━━━━━ SUPPLIED MATERIAL
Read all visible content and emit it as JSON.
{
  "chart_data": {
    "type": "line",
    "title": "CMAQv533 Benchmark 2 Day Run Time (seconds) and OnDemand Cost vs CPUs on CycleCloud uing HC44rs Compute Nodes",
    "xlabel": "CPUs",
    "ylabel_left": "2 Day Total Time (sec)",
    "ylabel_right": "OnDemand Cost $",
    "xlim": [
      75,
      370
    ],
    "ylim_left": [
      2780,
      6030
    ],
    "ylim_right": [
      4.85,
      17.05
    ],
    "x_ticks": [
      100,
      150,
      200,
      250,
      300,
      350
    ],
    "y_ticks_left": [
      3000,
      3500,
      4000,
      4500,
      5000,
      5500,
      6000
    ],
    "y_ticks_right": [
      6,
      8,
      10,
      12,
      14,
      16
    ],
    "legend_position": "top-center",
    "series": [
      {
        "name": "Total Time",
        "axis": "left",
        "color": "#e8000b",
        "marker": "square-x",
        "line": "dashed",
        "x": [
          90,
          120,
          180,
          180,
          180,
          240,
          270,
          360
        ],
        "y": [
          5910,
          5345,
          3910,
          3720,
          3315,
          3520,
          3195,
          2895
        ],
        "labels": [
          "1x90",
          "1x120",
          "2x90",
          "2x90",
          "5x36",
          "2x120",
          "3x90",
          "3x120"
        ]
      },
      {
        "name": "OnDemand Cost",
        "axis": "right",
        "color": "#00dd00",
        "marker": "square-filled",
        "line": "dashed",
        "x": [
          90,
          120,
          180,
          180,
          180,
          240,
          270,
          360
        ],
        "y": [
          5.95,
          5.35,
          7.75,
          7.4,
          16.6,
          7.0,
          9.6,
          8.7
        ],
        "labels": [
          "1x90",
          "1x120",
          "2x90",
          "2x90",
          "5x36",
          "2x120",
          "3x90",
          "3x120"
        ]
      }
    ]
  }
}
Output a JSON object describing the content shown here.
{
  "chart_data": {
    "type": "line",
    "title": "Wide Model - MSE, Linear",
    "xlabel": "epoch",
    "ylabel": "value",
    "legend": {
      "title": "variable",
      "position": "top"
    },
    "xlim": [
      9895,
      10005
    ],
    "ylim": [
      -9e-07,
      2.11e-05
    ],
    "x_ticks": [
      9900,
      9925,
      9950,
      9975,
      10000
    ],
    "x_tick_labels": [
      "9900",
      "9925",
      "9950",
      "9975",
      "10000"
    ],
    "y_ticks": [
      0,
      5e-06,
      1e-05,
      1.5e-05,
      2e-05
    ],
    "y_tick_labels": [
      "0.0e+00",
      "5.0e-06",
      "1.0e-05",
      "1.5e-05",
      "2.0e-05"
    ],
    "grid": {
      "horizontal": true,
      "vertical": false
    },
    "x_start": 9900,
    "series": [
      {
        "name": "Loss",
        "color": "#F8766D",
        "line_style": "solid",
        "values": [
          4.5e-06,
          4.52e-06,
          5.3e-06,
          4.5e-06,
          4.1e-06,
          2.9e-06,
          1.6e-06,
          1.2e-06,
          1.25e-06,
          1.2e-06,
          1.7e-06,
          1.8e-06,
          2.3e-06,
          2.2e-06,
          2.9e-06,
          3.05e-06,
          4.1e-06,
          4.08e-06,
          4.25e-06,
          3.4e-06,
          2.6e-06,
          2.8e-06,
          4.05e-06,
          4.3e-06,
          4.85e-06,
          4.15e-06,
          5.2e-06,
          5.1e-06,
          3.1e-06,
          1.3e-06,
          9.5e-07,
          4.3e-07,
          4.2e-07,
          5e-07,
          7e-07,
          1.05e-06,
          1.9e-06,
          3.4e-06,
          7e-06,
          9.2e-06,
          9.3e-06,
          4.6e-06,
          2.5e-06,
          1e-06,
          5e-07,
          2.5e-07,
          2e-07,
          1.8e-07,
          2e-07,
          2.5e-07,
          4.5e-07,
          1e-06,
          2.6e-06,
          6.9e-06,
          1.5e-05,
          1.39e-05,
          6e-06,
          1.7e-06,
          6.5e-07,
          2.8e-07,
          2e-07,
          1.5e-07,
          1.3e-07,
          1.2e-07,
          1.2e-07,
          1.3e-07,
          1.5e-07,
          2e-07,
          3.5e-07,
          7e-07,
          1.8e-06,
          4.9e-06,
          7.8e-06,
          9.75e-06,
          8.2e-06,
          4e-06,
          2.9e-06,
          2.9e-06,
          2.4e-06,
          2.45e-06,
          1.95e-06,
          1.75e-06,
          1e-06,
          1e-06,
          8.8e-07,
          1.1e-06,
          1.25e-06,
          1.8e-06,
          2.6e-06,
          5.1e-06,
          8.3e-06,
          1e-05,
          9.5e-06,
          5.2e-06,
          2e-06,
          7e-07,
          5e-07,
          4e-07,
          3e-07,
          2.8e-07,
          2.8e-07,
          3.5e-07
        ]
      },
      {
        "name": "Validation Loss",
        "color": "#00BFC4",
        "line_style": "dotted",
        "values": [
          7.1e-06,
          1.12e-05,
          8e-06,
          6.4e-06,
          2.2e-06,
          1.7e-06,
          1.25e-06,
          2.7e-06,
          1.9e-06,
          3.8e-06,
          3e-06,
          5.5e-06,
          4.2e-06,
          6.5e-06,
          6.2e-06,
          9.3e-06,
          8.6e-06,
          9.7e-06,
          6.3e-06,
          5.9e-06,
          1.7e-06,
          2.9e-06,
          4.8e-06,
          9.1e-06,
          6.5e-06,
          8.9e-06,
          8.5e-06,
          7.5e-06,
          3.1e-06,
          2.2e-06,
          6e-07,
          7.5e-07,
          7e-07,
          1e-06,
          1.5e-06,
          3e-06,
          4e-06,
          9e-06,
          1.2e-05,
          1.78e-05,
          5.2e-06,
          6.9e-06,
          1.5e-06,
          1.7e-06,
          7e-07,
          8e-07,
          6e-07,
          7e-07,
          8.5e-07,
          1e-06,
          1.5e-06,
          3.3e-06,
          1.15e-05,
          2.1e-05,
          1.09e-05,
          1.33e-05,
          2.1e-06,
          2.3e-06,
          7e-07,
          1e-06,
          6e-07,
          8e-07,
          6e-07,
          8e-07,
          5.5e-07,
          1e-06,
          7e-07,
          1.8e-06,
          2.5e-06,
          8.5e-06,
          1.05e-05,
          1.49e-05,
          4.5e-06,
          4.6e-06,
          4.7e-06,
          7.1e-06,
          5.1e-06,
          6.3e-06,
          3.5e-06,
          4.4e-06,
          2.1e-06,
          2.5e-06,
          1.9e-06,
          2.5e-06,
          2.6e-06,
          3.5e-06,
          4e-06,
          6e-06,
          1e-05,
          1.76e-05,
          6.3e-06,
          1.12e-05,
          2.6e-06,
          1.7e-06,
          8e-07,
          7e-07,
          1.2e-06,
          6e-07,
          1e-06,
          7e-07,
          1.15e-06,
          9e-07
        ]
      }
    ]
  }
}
━━━━━━━━━━
WHAT NEEDS TO BE DONE
Extract all of the data above without altering anything.

ANSWER FOR THIS EXERCISE
Read all visible content and emit it as JSON.
{
  "chart_data": {
    "type": "line",
    "title": "CMAQv533 Benchmark 2 Day Run Time (seconds) and OnDemand Cost vs CPUs on CycleCloud uing HC44rs Compute Nodes",
    "xlabel": "CPUs",
    "ylabel_left": "2 Day Total Time (sec)",
    "ylabel_right": "OnDemand Cost $",
    "xlim": [
      75,
      370
    ],
    "ylim_left": [
      2780,
      6030
    ],
    "ylim_right": [
      4.85,
      17.05
    ],
    "x_ticks": [
      100,
      150,
      200,
      250,
      300,
      350
    ],
    "y_ticks_left": [
      3000,
      3500,
      4000,
      4500,
      5000,
      5500,
      6000
    ],
    "y_ticks_right": [
      6,
      8,
      10,
      12,
      14,
      16
    ],
    "legend_position": "top-center",
    "series": [
      {
        "name": "Total Time",
        "axis": "left",
        "color": "#e8000b",
        "marker": "square-x",
        "line": "dashed",
        "x": [
          90,
          120,
          180,
          180,
          180,
          240,
          270,
          360
        ],
        "y": [
          5910,
          5345,
          3910,
          3720,
          3315,
          3520,
          3195,
          2895
        ],
        "labels": [
          "1x90",
          "1x120",
          "2x90",
          "2x90",
          "5x36",
          "2x120",
          "3x90",
          "3x120"
        ]
      },
      {
        "name": "OnDemand Cost",
        "axis": "right",
        "color": "#00dd00",
        "marker": "square-filled",
        "line": "dashed",
        "x": [
          90,
          120,
          180,
          180,
          180,
          240,
          270,
          360
        ],
        "y": [
          5.95,
          5.35,
          7.75,
          7.4,
          16.6,
          7.0,
          9.6,
          8.7
        ],
        "labels": [
          "1x90",
          "1x120",
          "2x90",
          "2x90",
          "5x36",
          "2x120",
          "3x90",
          "3x120"
        ]
      }
    ]
  }
}
Output a JSON object describing the content shown here.
{
  "chart_data": {
    "type": "line",
    "title": "Wide Model - MSE, Linear",
    "xlabel": "epoch",
    "ylabel": "value",
    "legend": {
      "title": "variable",
      "position": "top"
    },
    "xlim": [
      9895,
      10005
    ],
    "ylim": [
      -9e-07,
      2.11e-05
    ],
    "x_ticks": [
      9900,
      9925,
      9950,
      9975,
      10000
    ],
    "x_tick_labels": [
      "9900",
      "9925",
      "9950",
      "9975",
      "10000"
    ],
    "y_ticks": [
      0,
      5e-06,
      1e-05,
      1.5e-05,
      2e-05
    ],
    "y_tick_labels": [
      "0.0e+00",
      "5.0e-06",
      "1.0e-05",
      "1.5e-05",
      "2.0e-05"
    ],
    "grid": {
      "horizontal": true,
      "vertical": false
    },
    "x_start": 9900,
    "series": [
      {
        "name": "Loss",
        "color": "#F8766D",
        "line_style": "solid",
        "values": [
          4.5e-06,
          4.52e-06,
          5.3e-06,
          4.5e-06,
          4.1e-06,
          2.9e-06,
          1.6e-06,
          1.2e-06,
          1.25e-06,
          1.2e-06,
          1.7e-06,
          1.8e-06,
          2.3e-06,
          2.2e-06,
          2.9e-06,
          3.05e-06,
          4.1e-06,
          4.08e-06,
          4.25e-06,
          3.4e-06,
          2.6e-06,
          2.8e-06,
          4.05e-06,
          4.3e-06,
          4.85e-06,
          4.15e-06,
          5.2e-06,
          5.1e-06,
          3.1e-06,
          1.3e-06,
          9.5e-07,
          4.3e-07,
          4.2e-07,
          5e-07,
          7e-07,
          1.05e-06,
          1.9e-06,
          3.4e-06,
          7e-06,
          9.2e-06,
          9.3e-06,
          4.6e-06,
          2.5e-06,
          1e-06,
          5e-07,
          2.5e-07,
          2e-07,
          1.8e-07,
          2e-07,
          2.5e-07,
          4.5e-07,
          1e-06,
          2.6e-06,
          6.9e-06,
          1.5e-05,
          1.39e-05,
          6e-06,
          1.7e-06,
          6.5e-07,
          2.8e-07,
          2e-07,
          1.5e-07,
          1.3e-07,
          1.2e-07,
          1.2e-07,
          1.3e-07,
          1.5e-07,
          2e-07,
          3.5e-07,
          7e-07,
          1.8e-06,
          4.9e-06,
          7.8e-06,
          9.75e-06,
          8.2e-06,
          4e-06,
          2.9e-06,
          2.9e-06,
          2.4e-06,
          2.45e-06,
          1.95e-06,
          1.75e-06,
          1e-06,
          1e-06,
          8.8e-07,
          1.1e-06,
          1.25e-06,
          1.8e-06,
          2.6e-06,
          5.1e-06,
          8.3e-06,
          1e-05,
          9.5e-06,
          5.2e-06,
          2e-06,
          7e-07,
          5e-07,
          4e-07,
          3e-07,
          2.8e-07,
          2.8e-07,
          3.5e-07
        ]
      },
      {
        "name": "Validation Loss",
        "color": "#00BFC4",
        "line_style": "dotted",
        "values": [
          7.1e-06,
          1.12e-05,
          8e-06,
          6.4e-06,
          2.2e-06,
          1.7e-06,
          1.25e-06,
          2.7e-06,
          1.9e-06,
          3.8e-06,
          3e-06,
          5.5e-06,
          4.2e-06,
          6.5e-06,
          6.2e-06,
          9.3e-06,
          8.6e-06,
          9.7e-06,
          6.3e-06,
          5.9e-06,
          1.7e-06,
          2.9e-06,
          4.8e-06,
          9.1e-06,
          6.5e-06,
          8.9e-06,
          8.5e-06,
          7.5e-06,
          3.1e-06,
          2.2e-06,
          6e-07,
          7.5e-07,
          7e-07,
          1e-06,
          1.5e-06,
          3e-06,
          4e-06,
          9e-06,
          1.2e-05,
          1.78e-05,
          5.2e-06,
          6.9e-06,
          1.5e-06,
          1.7e-06,
          7e-07,
          8e-07,
          6e-07,
          7e-07,
          8.5e-07,
          1e-06,
          1.5e-06,
          3.3e-06,
          1.15e-05,
          2.1e-05,
          1.09e-05,
          1.33e-05,
          2.1e-06,
          2.3e-06,
          7e-07,
          1e-06,
          6e-07,
          8e-07,
          6e-07,
          8e-07,
          5.5e-07,
          1e-06,
          7e-07,
          1.8e-06,
          2.5e-06,
          8.5e-06,
          1.05e-05,
          1.49e-05,
          4.5e-06,
          4.6e-06,
          4.7e-06,
          7.1e-06,
          5.1e-06,
          6.3e-06,
          3.5e-06,
          4.4e-06,
          2.1e-06,
          2.5e-06,
          1.9e-06,
          2.5e-06,
          2.6e-06,
          3.5e-06,
          4e-06,
          6e-06,
          1e-05,
          1.76e-05,
          6.3e-06,
          1.12e-05,
          2.6e-06,
          1.7e-06,
          8e-07,
          7e-07,
          1.2e-06,
          6e-07,
          1e-06,
          7e-07,
          1.15e-06,
          9e-07
        ]
      }
    ]
  }
}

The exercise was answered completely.